* **Objective**
How many lines of the listing below contain the string "input"? Reply with the number alone.

* **Supplied records**
.....
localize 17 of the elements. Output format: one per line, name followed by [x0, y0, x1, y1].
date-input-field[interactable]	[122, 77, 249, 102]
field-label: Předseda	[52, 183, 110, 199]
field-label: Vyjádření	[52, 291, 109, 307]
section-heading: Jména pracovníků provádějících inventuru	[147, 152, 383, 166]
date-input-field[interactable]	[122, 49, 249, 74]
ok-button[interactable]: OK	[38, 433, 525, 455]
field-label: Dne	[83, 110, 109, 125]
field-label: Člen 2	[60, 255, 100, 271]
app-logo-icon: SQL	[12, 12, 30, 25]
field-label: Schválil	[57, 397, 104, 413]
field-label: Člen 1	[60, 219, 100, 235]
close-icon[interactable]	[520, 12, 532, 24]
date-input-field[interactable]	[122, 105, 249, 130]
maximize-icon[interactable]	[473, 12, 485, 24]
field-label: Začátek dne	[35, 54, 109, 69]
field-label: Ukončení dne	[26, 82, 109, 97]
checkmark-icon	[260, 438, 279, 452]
.....
* **Output for this task**
3